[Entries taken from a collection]
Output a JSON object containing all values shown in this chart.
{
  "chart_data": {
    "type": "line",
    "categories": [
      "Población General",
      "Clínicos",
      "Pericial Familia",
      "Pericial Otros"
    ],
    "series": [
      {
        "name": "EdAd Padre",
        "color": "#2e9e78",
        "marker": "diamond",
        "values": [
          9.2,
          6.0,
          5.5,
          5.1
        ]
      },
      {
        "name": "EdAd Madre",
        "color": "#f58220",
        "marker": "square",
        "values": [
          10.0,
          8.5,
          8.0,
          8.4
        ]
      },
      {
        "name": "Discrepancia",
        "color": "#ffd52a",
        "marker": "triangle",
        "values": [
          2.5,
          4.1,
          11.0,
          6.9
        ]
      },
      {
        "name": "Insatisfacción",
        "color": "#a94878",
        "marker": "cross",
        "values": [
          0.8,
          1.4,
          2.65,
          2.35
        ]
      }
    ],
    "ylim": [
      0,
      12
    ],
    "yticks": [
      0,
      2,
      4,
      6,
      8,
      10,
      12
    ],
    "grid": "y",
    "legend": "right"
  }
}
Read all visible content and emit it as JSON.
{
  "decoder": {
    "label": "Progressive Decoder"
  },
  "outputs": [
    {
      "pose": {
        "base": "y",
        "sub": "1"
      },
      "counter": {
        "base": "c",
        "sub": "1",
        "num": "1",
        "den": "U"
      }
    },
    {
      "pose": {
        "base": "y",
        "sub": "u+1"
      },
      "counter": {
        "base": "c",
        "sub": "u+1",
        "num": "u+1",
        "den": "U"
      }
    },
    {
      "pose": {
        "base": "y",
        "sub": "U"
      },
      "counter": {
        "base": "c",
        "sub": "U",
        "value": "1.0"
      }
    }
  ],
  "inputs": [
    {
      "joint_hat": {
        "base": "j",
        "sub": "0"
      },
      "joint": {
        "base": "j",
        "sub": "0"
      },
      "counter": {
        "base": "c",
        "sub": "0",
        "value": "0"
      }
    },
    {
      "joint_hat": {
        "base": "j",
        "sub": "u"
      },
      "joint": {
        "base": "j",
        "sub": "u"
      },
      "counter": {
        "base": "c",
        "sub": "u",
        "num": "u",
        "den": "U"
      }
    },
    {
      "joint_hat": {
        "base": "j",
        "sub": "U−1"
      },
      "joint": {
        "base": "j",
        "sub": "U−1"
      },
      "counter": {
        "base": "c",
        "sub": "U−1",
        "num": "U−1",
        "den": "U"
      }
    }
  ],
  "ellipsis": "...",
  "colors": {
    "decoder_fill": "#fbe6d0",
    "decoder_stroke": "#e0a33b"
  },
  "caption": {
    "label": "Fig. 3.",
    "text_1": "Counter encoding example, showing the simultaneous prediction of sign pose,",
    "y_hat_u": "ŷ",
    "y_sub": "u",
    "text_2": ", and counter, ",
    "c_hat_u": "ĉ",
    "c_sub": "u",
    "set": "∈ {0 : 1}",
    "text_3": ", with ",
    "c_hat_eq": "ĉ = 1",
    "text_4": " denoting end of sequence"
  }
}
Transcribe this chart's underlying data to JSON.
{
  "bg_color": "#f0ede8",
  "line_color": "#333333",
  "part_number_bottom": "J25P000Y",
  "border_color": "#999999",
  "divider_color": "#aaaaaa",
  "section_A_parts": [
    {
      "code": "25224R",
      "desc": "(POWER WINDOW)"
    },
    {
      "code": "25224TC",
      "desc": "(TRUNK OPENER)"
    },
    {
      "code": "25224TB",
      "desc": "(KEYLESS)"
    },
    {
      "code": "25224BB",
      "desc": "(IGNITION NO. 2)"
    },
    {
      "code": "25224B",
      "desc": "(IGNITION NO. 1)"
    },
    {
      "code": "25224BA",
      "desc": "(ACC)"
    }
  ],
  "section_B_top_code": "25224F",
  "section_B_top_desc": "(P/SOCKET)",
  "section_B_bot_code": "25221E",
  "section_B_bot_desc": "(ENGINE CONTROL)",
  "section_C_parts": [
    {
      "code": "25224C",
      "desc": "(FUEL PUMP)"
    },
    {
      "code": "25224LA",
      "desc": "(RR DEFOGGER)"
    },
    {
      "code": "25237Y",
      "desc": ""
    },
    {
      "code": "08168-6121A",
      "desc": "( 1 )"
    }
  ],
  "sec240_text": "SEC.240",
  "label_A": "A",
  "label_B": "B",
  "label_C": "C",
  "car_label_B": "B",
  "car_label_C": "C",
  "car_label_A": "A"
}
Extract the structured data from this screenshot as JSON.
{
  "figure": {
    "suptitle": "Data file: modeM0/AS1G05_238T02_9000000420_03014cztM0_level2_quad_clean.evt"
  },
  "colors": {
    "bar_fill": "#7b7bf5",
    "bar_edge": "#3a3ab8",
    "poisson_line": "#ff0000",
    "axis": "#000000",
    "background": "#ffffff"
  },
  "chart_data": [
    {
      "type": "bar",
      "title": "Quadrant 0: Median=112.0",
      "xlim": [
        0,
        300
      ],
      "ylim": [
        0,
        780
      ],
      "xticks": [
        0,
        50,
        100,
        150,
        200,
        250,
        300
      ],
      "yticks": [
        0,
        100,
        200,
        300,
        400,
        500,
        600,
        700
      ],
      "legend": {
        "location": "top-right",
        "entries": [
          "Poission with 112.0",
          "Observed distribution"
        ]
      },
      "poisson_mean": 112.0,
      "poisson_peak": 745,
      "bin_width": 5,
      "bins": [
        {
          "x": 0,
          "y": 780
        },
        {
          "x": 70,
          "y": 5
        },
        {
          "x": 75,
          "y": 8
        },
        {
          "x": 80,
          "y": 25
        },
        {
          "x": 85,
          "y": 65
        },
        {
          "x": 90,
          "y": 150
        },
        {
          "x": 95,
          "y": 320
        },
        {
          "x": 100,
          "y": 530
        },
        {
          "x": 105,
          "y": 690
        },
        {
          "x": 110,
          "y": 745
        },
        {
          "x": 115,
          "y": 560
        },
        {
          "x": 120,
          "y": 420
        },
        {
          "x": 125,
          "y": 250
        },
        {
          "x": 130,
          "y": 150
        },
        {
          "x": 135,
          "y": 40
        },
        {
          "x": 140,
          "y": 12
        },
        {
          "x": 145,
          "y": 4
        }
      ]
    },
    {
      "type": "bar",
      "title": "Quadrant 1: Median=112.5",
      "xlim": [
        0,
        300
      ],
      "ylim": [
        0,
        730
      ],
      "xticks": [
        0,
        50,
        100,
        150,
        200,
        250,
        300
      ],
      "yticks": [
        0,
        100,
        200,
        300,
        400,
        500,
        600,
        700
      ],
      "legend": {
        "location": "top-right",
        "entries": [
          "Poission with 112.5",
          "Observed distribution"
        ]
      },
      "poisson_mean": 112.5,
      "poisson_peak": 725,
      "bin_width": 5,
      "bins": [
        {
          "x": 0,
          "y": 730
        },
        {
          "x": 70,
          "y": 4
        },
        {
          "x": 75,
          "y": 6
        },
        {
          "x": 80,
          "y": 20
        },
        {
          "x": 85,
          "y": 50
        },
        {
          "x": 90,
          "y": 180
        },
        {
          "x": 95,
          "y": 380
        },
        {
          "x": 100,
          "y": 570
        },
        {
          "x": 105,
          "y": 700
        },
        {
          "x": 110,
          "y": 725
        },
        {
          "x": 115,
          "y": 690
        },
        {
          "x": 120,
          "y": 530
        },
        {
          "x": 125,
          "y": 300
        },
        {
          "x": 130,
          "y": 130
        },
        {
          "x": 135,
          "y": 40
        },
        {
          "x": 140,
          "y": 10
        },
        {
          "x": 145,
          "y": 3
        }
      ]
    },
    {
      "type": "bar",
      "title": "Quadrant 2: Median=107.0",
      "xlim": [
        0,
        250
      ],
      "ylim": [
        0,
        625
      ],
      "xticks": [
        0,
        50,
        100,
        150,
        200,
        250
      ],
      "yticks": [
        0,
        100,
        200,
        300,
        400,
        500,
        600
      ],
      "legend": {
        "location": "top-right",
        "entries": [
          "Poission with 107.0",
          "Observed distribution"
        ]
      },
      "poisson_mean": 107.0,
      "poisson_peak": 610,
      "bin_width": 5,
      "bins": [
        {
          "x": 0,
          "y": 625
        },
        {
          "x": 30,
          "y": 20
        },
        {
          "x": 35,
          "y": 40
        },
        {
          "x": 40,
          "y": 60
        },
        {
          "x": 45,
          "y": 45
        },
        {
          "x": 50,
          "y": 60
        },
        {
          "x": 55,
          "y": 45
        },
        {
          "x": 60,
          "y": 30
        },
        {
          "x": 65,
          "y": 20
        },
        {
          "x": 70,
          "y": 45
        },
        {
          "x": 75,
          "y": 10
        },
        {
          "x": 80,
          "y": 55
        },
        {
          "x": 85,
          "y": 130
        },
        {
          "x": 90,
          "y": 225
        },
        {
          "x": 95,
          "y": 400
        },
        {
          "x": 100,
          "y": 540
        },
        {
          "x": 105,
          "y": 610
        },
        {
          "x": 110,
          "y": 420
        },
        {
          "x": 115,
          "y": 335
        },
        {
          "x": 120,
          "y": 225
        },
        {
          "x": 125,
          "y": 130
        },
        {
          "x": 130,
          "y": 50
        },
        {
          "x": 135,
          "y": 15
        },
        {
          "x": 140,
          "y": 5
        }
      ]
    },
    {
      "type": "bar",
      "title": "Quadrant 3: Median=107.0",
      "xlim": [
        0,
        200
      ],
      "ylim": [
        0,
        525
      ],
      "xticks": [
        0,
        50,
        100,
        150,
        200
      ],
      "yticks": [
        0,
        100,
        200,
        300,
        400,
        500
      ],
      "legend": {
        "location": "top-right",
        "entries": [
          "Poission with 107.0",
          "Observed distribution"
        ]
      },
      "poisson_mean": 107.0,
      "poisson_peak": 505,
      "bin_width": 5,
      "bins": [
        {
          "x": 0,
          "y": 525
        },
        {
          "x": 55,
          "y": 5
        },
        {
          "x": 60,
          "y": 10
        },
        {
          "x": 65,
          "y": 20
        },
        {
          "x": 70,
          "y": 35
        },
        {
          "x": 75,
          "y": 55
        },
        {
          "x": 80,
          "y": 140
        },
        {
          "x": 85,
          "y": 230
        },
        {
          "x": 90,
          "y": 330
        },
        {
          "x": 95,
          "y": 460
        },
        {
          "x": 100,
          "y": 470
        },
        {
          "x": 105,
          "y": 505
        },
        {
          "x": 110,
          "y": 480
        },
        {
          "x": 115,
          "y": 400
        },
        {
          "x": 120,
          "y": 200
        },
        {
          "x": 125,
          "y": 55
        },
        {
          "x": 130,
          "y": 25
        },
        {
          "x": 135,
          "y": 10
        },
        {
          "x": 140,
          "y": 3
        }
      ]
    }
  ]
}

#### What to produce
Find the lines containing "this" and list every one of them.

#### Answer to the exercise
Output a JSON object containing all values shown in this chart.
Transcribe this chart's underlying data to JSON.
Extract the structured data from this screenshot as JSON.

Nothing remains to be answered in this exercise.